- [WORK TO COMPLETE]: Can you reproduce the data beneath, keeping every line exact?

─── THE INPUT

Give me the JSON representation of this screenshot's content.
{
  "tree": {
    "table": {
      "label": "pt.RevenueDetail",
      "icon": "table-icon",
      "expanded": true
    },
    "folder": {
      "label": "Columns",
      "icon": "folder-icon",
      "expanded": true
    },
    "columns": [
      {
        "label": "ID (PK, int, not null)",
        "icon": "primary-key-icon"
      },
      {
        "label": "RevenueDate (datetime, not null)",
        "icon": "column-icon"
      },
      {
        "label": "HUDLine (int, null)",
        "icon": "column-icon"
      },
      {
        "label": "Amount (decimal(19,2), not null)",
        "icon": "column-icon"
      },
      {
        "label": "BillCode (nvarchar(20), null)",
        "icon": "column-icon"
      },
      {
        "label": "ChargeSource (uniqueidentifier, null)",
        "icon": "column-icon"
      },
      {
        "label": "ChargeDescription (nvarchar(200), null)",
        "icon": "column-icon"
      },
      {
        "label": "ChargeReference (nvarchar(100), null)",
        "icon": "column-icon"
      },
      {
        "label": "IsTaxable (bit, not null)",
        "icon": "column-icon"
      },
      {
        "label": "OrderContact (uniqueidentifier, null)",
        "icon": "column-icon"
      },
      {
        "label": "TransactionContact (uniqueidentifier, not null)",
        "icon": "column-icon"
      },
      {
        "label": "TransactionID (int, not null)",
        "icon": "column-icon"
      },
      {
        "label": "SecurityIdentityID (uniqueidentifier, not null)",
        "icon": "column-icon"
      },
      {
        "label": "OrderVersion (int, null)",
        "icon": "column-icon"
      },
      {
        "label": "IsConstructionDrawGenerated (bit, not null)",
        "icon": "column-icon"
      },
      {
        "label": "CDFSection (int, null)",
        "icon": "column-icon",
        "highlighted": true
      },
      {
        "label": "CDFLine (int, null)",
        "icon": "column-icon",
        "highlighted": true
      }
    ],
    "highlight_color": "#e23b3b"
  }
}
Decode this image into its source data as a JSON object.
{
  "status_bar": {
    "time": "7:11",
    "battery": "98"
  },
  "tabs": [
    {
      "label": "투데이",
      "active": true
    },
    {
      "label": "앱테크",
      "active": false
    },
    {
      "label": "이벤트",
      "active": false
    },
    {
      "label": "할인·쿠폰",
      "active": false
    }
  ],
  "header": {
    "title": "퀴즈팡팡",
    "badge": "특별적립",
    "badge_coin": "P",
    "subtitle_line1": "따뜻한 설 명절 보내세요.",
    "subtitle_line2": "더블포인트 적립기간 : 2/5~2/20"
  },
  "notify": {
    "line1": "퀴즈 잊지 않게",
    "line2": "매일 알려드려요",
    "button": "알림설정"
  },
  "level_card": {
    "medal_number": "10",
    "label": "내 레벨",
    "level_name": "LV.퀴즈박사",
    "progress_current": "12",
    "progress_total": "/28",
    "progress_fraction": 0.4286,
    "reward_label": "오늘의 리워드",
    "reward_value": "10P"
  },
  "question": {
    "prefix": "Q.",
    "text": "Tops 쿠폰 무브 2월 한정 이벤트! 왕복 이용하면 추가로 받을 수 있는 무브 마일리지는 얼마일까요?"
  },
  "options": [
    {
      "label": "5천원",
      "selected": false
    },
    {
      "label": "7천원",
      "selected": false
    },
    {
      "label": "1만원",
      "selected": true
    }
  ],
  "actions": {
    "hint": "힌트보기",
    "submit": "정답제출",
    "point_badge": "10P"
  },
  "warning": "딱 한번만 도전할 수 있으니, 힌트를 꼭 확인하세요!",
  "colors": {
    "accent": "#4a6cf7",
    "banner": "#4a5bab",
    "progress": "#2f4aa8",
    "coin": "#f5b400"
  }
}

──────

- [RESPONSE TO THE EXERCISE]:
Give me the JSON representation of this screenshot's content.
{
  "tree": {
    "table": {
      "label": "pt.RevenueDetail",
      "icon": "table-icon",
      "expanded": true
    },
    "folder": {
      "label": "Columns",
      "icon": "folder-icon",
      "expanded": true
    },
    "columns": [
      {
        "label": "ID (PK, int, not null)",
        "icon": "primary-key-icon"
      },
      {
        "label": "RevenueDate (datetime, not null)",
        "icon": "column-icon"
      },
      {
        "label": "HUDLine (int, null)",
        "icon": "column-icon"
      },
      {
        "label": "Amount (decimal(19,2), not null)",
        "icon": "column-icon"
      },
      {
        "label": "BillCode (nvarchar(20), null)",
        "icon": "column-icon"
      },
      {
        "label": "ChargeSource (uniqueidentifier, null)",
        "icon": "column-icon"
      },
      {
        "label": "ChargeDescription (nvarchar(200), null)",
        "icon": "column-icon"
      },
      {
        "label": "ChargeReference (nvarchar(100), null)",
        "icon": "column-icon"
      },
      {
        "label": "IsTaxable (bit, not null)",
        "icon": "column-icon"
      },
      {
        "label": "OrderContact (uniqueidentifier, null)",
        "icon": "column-icon"
      },
      {
        "label": "TransactionContact (uniqueidentifier, not null)",
        "icon": "column-icon"
      },
      {
        "label": "TransactionID (int, not null)",
        "icon": "column-icon"
      },
      {
        "label": "SecurityIdentityID (uniqueidentifier, not null)",
        "icon": "column-icon"
      },
      {
        "label": "OrderVersion (int, null)",
        "icon": "column-icon"
      },
      {
        "label": "IsConstructionDrawGenerated (bit, not null)",
        "icon": "column-icon"
      },
      {
        "label": "CDFSection (int, null)",
        "icon": "column-icon",
        "highlighted": true
      },
      {
        "label": "CDFLine (int, null)",
        "icon": "column-icon",
        "highlighted": true
      }
    ],
    "highlight_color": "#e23b3b"
  }
}
Decode this image into its source data as a JSON object.
{
  "status_bar": {
    "time": "7:11",
    "battery": "98"
  },
  "tabs": [
    {
      "label": "투데이",
      "active": true
    },
    {
      "label": "앱테크",
      "active": false
    },
    {
      "label": "이벤트",
      "active": false
    },
    {
      "label": "할인·쿠폰",
      "active": false
    }
  ],
  "header": {
    "title": "퀴즈팡팡",
    "badge": "특별적립",
    "badge_coin": "P",
    "subtitle_line1": "따뜻한 설 명절 보내세요.",
    "subtitle_line2": "더블포인트 적립기간 : 2/5~2/20"
  },
  "notify": {
    "line1": "퀴즈 잊지 않게",
    "line2": "매일 알려드려요",
    "button": "알림설정"
  },
  "level_card": {
    "medal_number": "10",
    "label": "내 레벨",
    "level_name": "LV.퀴즈박사",
    "progress_current": "12",
    "progress_total": "/28",
    "progress_fraction": 0.4286,
    "reward_label": "오늘의 리워드",
    "reward_value": "10P"
  },
  "question": {
    "prefix": "Q.",
    "text": "Tops 쿠폰 무브 2월 한정 이벤트! 왕복 이용하면 추가로 받을 수 있는 무브 마일리지는 얼마일까요?"
  },
  "options": [
    {
      "label": "5천원",
      "selected": false
    },
    {
      "label": "7천원",
      "selected": false
    },
    {
      "label": "1만원",
      "selected": true
    }
  ],
  "actions": {
    "hint": "힌트보기",
    "submit": "정답제출",
    "point_badge": "10P"
  },
  "warning": "딱 한번만 도전할 수 있으니, 힌트를 꼭 확인하세요!",
  "colors": {
    "accent": "#4a6cf7",
    "banner": "#4a5bab",
    "progress": "#2f4aa8",
    "coin": "#f5b400"
  }
}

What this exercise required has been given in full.